AIM. State how many lines in the listing below include the word "армируется", and add nothing besides the number.

# DATA EXTRACT start

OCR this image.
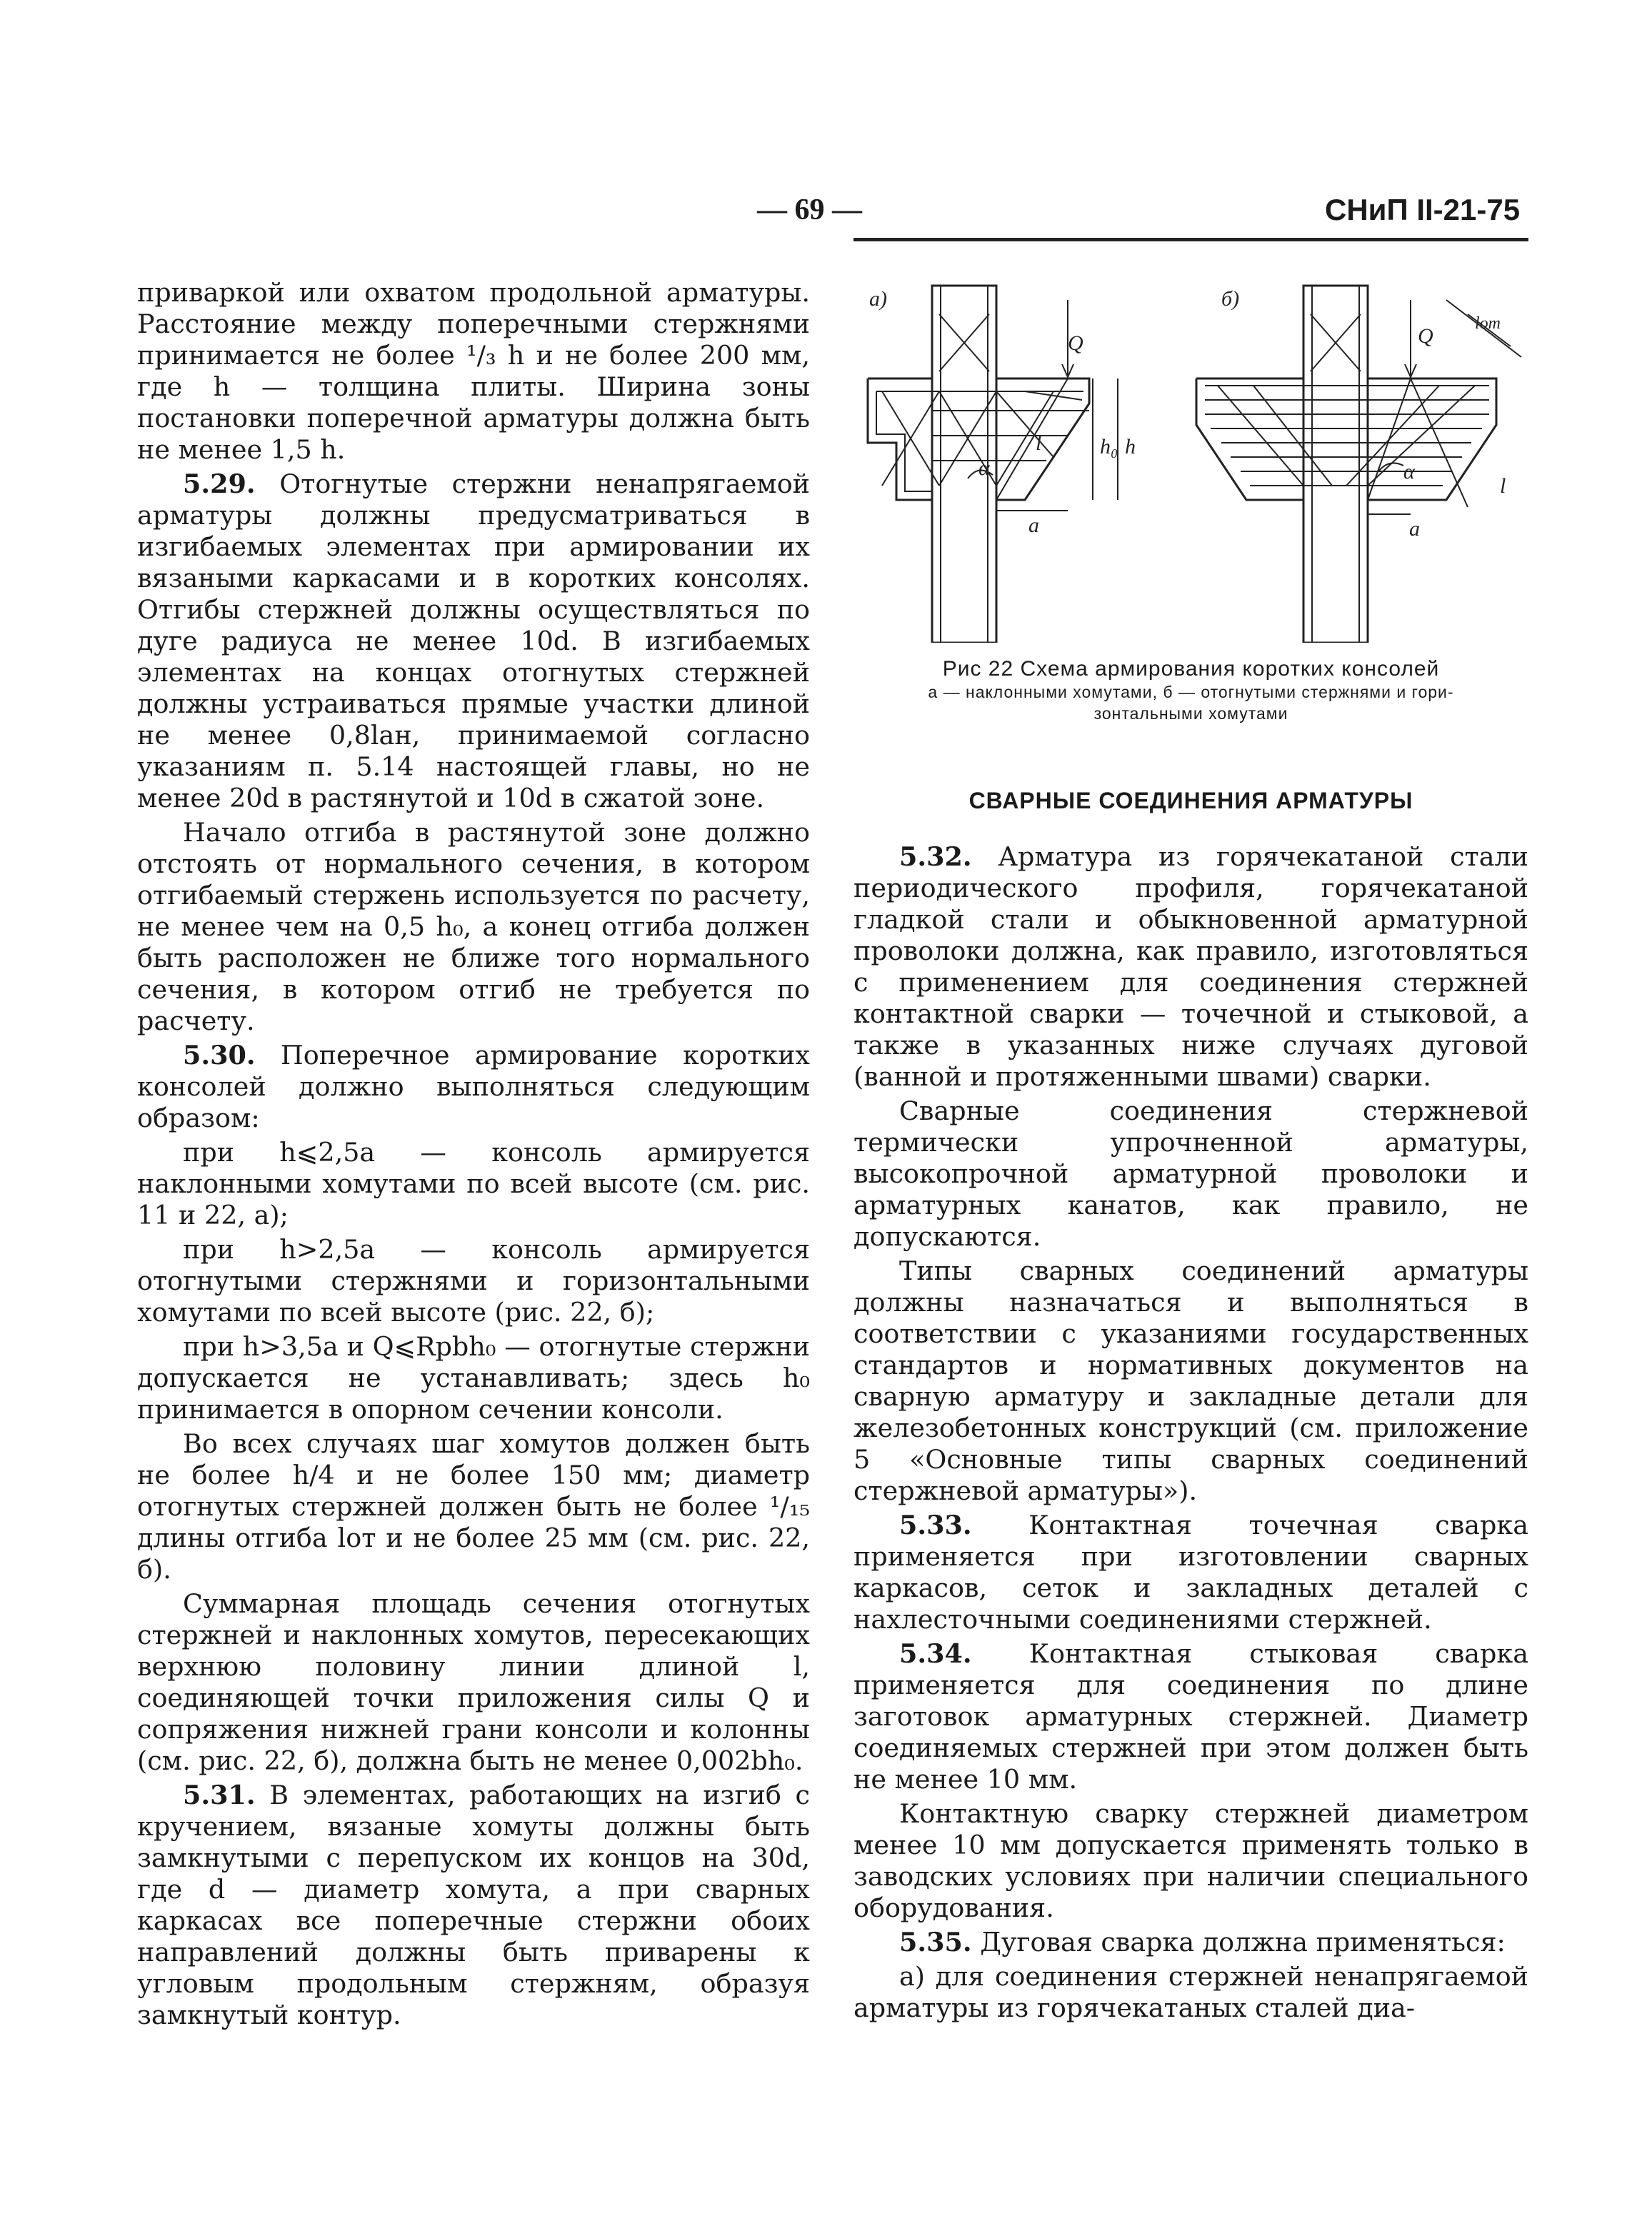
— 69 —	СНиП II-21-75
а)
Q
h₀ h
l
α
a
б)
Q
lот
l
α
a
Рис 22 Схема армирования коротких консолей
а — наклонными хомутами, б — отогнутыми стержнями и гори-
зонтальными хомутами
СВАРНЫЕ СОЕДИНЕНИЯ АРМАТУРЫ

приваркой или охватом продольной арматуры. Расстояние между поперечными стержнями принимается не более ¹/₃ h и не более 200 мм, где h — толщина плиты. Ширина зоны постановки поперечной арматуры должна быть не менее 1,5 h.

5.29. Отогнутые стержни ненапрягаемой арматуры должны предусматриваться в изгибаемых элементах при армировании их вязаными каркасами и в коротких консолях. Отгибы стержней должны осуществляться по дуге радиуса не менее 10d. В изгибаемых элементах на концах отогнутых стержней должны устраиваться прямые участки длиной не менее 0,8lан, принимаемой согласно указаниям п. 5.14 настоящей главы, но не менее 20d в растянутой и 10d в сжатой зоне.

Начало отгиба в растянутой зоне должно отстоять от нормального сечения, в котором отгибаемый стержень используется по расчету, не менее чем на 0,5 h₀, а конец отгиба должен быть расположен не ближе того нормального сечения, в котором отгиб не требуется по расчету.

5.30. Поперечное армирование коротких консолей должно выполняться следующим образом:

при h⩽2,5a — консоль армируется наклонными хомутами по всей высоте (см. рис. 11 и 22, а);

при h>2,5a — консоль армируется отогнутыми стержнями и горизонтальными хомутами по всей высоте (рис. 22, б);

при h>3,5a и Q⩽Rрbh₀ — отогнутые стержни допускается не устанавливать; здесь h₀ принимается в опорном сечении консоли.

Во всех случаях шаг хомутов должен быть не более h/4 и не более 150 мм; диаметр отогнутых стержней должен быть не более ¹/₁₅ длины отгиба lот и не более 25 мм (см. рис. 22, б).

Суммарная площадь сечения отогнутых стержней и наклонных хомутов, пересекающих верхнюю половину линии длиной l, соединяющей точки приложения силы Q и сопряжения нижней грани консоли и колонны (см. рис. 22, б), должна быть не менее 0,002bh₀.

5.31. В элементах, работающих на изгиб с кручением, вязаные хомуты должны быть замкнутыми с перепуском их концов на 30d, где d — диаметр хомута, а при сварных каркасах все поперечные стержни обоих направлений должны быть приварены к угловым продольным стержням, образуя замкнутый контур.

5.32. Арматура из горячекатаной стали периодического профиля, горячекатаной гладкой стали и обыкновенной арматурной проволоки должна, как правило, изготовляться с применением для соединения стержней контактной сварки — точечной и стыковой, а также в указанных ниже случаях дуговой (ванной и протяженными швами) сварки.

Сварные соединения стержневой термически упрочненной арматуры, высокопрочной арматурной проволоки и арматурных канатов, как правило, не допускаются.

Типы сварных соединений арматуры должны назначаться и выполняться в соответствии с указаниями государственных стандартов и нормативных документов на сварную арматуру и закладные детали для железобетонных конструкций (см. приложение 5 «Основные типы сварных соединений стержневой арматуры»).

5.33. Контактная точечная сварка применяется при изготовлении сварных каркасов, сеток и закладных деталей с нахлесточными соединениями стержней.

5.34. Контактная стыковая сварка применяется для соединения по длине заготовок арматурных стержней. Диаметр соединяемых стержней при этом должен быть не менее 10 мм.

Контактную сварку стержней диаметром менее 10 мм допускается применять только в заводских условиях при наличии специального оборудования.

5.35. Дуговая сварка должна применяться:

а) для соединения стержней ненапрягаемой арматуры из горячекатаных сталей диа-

# DATA EXTRACT end
# DATA EXTRACT start

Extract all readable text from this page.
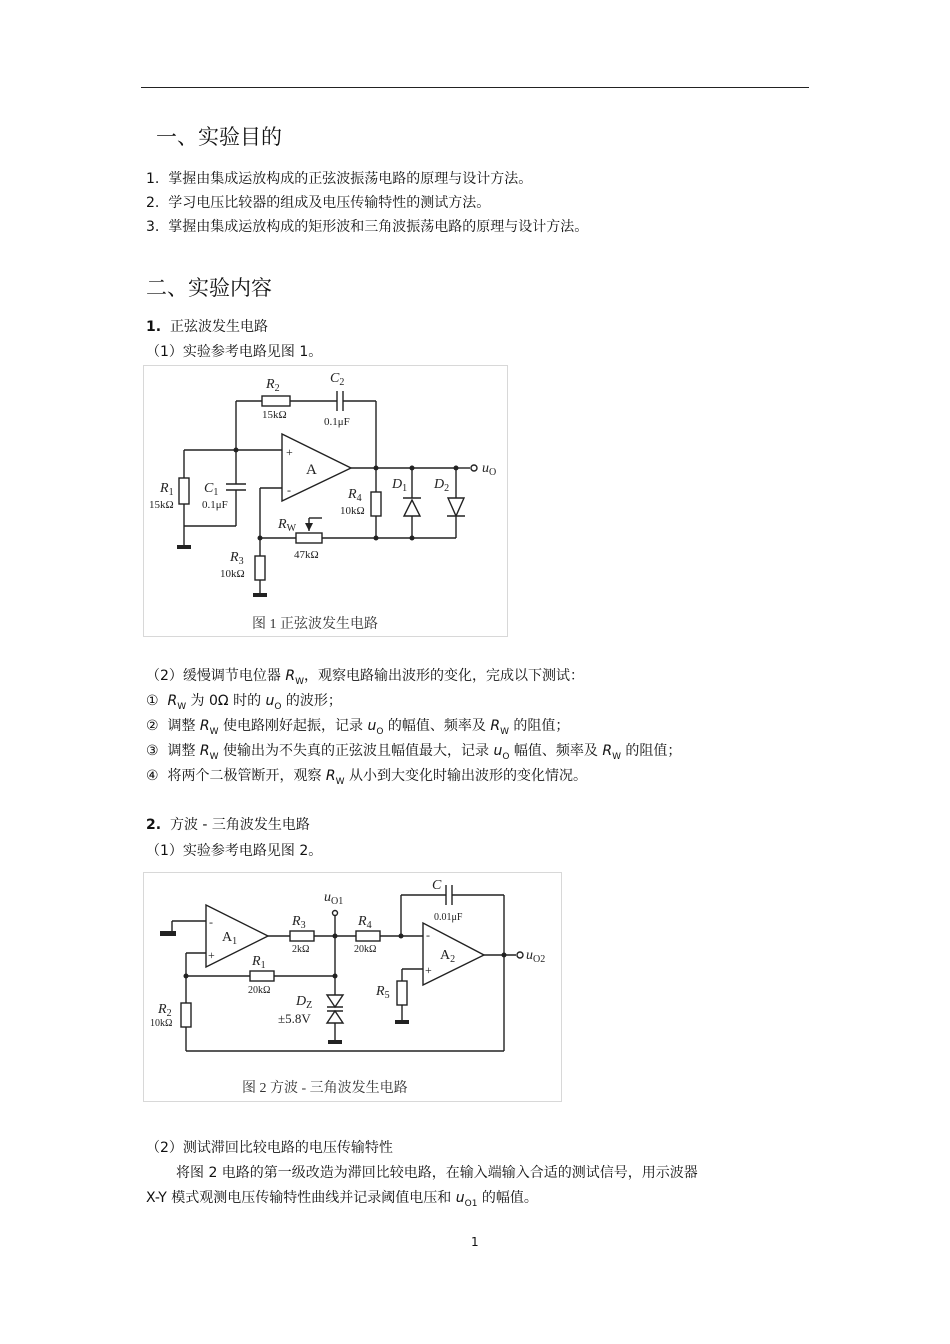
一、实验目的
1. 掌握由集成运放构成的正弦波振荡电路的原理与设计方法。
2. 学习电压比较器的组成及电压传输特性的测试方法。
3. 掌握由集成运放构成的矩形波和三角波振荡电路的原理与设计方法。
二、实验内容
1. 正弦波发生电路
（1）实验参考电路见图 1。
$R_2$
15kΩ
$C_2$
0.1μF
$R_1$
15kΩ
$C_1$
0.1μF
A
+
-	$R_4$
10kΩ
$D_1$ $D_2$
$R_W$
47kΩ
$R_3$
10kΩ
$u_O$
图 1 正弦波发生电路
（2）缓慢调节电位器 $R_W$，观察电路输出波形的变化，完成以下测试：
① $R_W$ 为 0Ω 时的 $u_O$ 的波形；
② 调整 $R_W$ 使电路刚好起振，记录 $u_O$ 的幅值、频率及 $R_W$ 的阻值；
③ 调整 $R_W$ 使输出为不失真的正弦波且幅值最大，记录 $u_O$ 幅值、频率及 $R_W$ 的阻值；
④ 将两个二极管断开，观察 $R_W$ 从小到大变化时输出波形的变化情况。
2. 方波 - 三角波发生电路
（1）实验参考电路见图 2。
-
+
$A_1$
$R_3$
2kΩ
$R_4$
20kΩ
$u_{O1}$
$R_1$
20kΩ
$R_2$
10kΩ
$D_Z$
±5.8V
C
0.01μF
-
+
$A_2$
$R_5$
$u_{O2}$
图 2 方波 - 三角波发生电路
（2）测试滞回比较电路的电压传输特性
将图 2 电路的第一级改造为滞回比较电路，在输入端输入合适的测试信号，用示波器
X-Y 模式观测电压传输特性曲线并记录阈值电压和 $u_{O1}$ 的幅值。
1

# DATA EXTRACT end

COMPLETED EXERCISE. 2